Figure data in JSON
◇ ◇ ◇

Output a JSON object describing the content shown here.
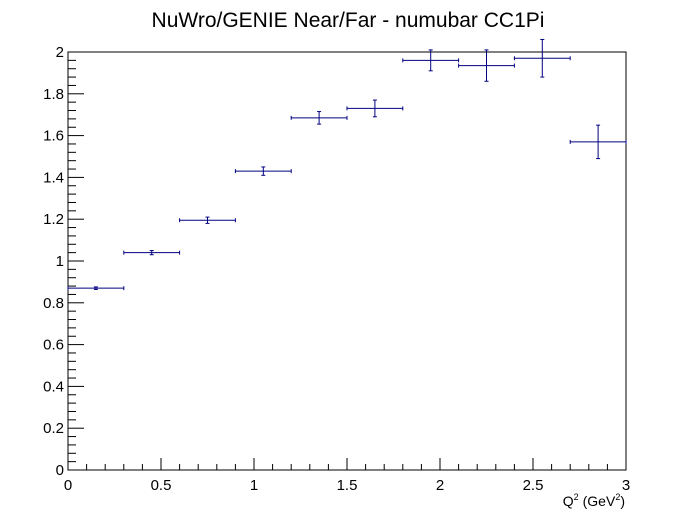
{
  "chart_data": {
    "type": "scatter",
    "title": "NuWro/GENIE Near/Far - numubar CC1Pi",
    "xlabel": "Q",
    "xlabel_sup": "2",
    "xlabel_unit": "(GeV",
    "xlabel_unit_sup": "2",
    "xlabel_close": ")",
    "ylabel": "",
    "xlim": [
      0,
      3
    ],
    "ylim": [
      0,
      2
    ],
    "x_ticks": [
      0,
      0.5,
      1,
      1.5,
      2,
      2.5,
      3
    ],
    "x_tick_labels": [
      "0",
      "0.5",
      "1",
      "1.5",
      "2",
      "2.5",
      "3"
    ],
    "y_ticks": [
      0,
      0.2,
      0.4,
      0.6,
      0.8,
      1,
      1.2,
      1.4,
      1.6,
      1.8,
      2
    ],
    "y_tick_labels": [
      "0",
      "0.2",
      "0.4",
      "0.6",
      "0.8",
      "1",
      "1.2",
      "1.4",
      "1.6",
      "1.8",
      "2"
    ],
    "grid": false,
    "color": "#000080",
    "points": [
      {
        "x": 0.15,
        "xerr": 0.15,
        "y": 0.87,
        "yerr": 0.006
      },
      {
        "x": 0.45,
        "xerr": 0.15,
        "y": 1.04,
        "yerr": 0.01
      },
      {
        "x": 0.75,
        "xerr": 0.15,
        "y": 1.195,
        "yerr": 0.015
      },
      {
        "x": 1.05,
        "xerr": 0.15,
        "y": 1.43,
        "yerr": 0.02
      },
      {
        "x": 1.35,
        "xerr": 0.15,
        "y": 1.685,
        "yerr": 0.03
      },
      {
        "x": 1.65,
        "xerr": 0.15,
        "y": 1.73,
        "yerr": 0.04
      },
      {
        "x": 1.95,
        "xerr": 0.15,
        "y": 1.96,
        "yerr": 0.05
      },
      {
        "x": 2.25,
        "xerr": 0.15,
        "y": 1.935,
        "yerr": 0.075
      },
      {
        "x": 2.55,
        "xerr": 0.15,
        "y": 1.97,
        "yerr": 0.09
      },
      {
        "x": 2.85,
        "xerr": 0.15,
        "y": 1.57,
        "yerr": 0.08
      }
    ]
  }
}
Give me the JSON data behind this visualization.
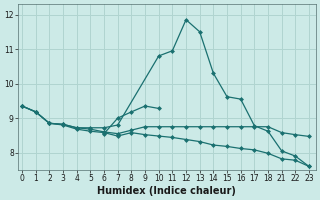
{
  "xlabel": "Humidex (Indice chaleur)",
  "bg_color": "#cceae7",
  "grid_color": "#b0d4d0",
  "line_color": "#1a7070",
  "ylim": [
    7.5,
    12.3
  ],
  "yticks": [
    8,
    9,
    10,
    11,
    12
  ],
  "xtick_positions": [
    0,
    1,
    2,
    3,
    4,
    5,
    6,
    7,
    8,
    9,
    10,
    11,
    12,
    13,
    14,
    15,
    16,
    17,
    18,
    21,
    22,
    23
  ],
  "xtick_labels": [
    "0",
    "1",
    "2",
    "3",
    "4",
    "5",
    "6",
    "7",
    "8",
    "9",
    "10",
    "11",
    "12",
    "13",
    "14",
    "15",
    "16",
    "17",
    "18",
    "21",
    "22",
    "23"
  ],
  "line1_x": [
    0,
    1,
    2,
    3,
    4,
    5,
    6,
    7,
    10,
    11,
    12,
    13,
    14,
    15,
    16,
    17,
    18,
    21,
    22,
    23
  ],
  "line1_y": [
    9.35,
    9.18,
    8.85,
    8.82,
    8.72,
    8.72,
    8.72,
    8.8,
    10.8,
    10.95,
    11.85,
    11.5,
    10.3,
    9.62,
    9.55,
    8.78,
    8.62,
    8.05,
    7.9,
    7.6
  ],
  "line2_x": [
    0,
    1,
    2,
    3,
    4,
    5,
    6,
    7,
    8,
    9,
    10,
    11,
    12,
    13,
    14,
    15,
    16,
    17,
    18,
    21,
    22,
    23
  ],
  "line2_y": [
    9.35,
    9.18,
    8.85,
    8.82,
    8.72,
    8.68,
    8.6,
    8.55,
    8.65,
    8.75,
    8.75,
    8.75,
    8.75,
    8.75,
    8.75,
    8.75,
    8.75,
    8.75,
    8.75,
    8.58,
    8.52,
    8.47
  ],
  "line3_x": [
    0,
    1,
    2,
    3,
    4,
    5,
    6,
    7,
    8,
    9,
    10,
    11,
    12,
    13,
    14,
    15,
    16,
    17,
    18,
    21,
    22,
    23
  ],
  "line3_y": [
    9.35,
    9.18,
    8.85,
    8.8,
    8.68,
    8.62,
    8.58,
    8.48,
    8.58,
    8.52,
    8.48,
    8.44,
    8.38,
    8.32,
    8.22,
    8.18,
    8.12,
    8.08,
    7.98,
    7.82,
    7.78,
    7.6
  ],
  "line4_x": [
    6,
    7,
    8,
    9,
    10
  ],
  "line4_y": [
    8.55,
    9.0,
    9.18,
    9.35,
    9.28
  ],
  "marker_size": 2.5,
  "tick_fontsize": 5.5,
  "label_fontsize": 7.0
}
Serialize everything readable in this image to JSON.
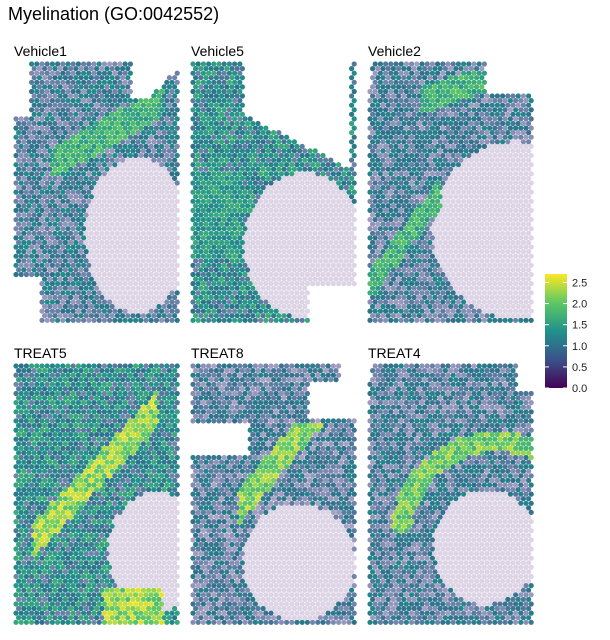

◇ ◇ ◇

• _SHORT PROBLEM_: Write out the entries above word for word. Do not include the pictures.

• _TASK ANSWER_:
Output a JSON object describing the content shown here.
{
  "chart_data": {
    "type": "scatter",
    "title": "NuWro/GENIE Near/Far - numubar CC1Pi",
    "xlabel": "Q",
    "xlabel_sup": "2",
    "xlabel_unit": "(GeV",
    "xlabel_unit_sup": "2",
    "xlabel_close": ")",
    "ylabel": "",
    "xlim": [
      0,
      3
    ],
    "ylim": [
      0,
      2
    ],
    "x_ticks": [
      0,
      0.5,
      1,
      1.5,
      2,
      2.5,
      3
    ],
    "x_tick_labels": [
      "0",
      "0.5",
      "1",
      "1.5",
      "2",
      "2.5",
      "3"
    ],
    "y_ticks": [
      0,
      0.2,
      0.4,
      0.6,
      0.8,
      1,
      1.2,
      1.4,
      1.6,
      1.8,
      2
    ],
    "y_tick_labels": [
      "0",
      "0.2",
      "0.4",
      "0.6",
      "0.8",
      "1",
      "1.2",
      "1.4",
      "1.6",
      "1.8",
      "2"
    ],
    "grid": false,
    "color": "#000080",
    "points": [
      {
        "x": 0.15,
        "xerr": 0.15,
        "y": 0.87,
        "yerr": 0.006
      },
      {
        "x": 0.45,
        "xerr": 0.15,
        "y": 1.04,
        "yerr": 0.01
      },
      {
        "x": 0.75,
        "xerr": 0.15,
        "y": 1.195,
        "yerr": 0.015
      },
      {
        "x": 1.05,
        "xerr": 0.15,
        "y": 1.43,
        "yerr": 0.02
      },
      {
        "x": 1.35,
        "xerr": 0.15,
        "y": 1.685,
        "yerr": 0.03
      },
      {
        "x": 1.65,
        "xerr": 0.15,
        "y": 1.73,
        "yerr": 0.04
      },
      {
        "x": 1.95,
        "xerr": 0.15,
        "y": 1.96,
        "yerr": 0.05
      },
      {
        "x": 2.25,
        "xerr": 0.15,
        "y": 1.935,
        "yerr": 0.075
      },
      {
        "x": 2.55,
        "xerr": 0.15,
        "y": 1.97,
        "yerr": 0.09
      },
      {
        "x": 2.85,
        "xerr": 0.15,
        "y": 1.57,
        "yerr": 0.08
      }
    ]
  }
}
Give me the JSON data behind this visualization.
{
  "xlabel": "Humidex (Indice chaleur)",
  "bg_color": "#cceae7",
  "grid_color": "#b0d4d0",
  "line_color": "#1a7070",
  "ylim": [
    7.5,
    12.3
  ],
  "yticks": [
    8,
    9,
    10,
    11,
    12
  ],
  "xtick_positions": [
    0,
    1,
    2,
    3,
    4,
    5,
    6,
    7,
    8,
    9,
    10,
    11,
    12,
    13,
    14,
    15,
    16,
    17,
    18,
    21,
    22,
    23
  ],
  "xtick_labels": [
    "0",
    "1",
    "2",
    "3",
    "4",
    "5",
    "6",
    "7",
    "8",
    "9",
    "10",
    "11",
    "12",
    "13",
    "14",
    "15",
    "16",
    "17",
    "18",
    "21",
    "22",
    "23"
  ],
  "line1_x": [
    0,
    1,
    2,
    3,
    4,
    5,
    6,
    7,
    10,
    11,
    12,
    13,
    14,
    15,
    16,
    17,
    18,
    21,
    22,
    23
  ],
  "line1_y": [
    9.35,
    9.18,
    8.85,
    8.82,
    8.72,
    8.72,
    8.72,
    8.8,
    10.8,
    10.95,
    11.85,
    11.5,
    10.3,
    9.62,
    9.55,
    8.78,
    8.62,
    8.05,
    7.9,
    7.6
  ],
  "line2_x": [
    0,
    1,
    2,
    3,
    4,
    5,
    6,
    7,
    8,
    9,
    10,
    11,
    12,
    13,
    14,
    15,
    16,
    17,
    18,
    21,
    22,
    23
  ],
  "line2_y": [
    9.35,
    9.18,
    8.85,
    8.82,
    8.72,
    8.68,
    8.6,
    8.55,
    8.65,
    8.75,
    8.75,
    8.75,
    8.75,
    8.75,
    8.75,
    8.75,
    8.75,
    8.75,
    8.75,
    8.58,
    8.52,
    8.47
  ],
  "line3_x": [
    0,
    1,
    2,
    3,
    4,
    5,
    6,
    7,
    8,
    9,
    10,
    11,
    12,
    13,
    14,
    15,
    16,
    17,
    18,
    21,
    22,
    23
  ],
  "line3_y": [
    9.35,
    9.18,
    8.85,
    8.8,
    8.68,
    8.62,
    8.58,
    8.48,
    8.58,
    8.52,
    8.48,
    8.44,
    8.38,
    8.32,
    8.22,
    8.18,
    8.12,
    8.08,
    7.98,
    7.82,
    7.78,
    7.6
  ],
  "line4_x": [
    6,
    7,
    8,
    9,
    10
  ],
  "line4_y": [
    8.55,
    9.0,
    9.18,
    9.35,
    9.28
  ],
  "marker_size": 2.5,
  "tick_fontsize": 5.5,
  "label_fontsize": 7.0
}
Serialize everything readable in this image to JSON.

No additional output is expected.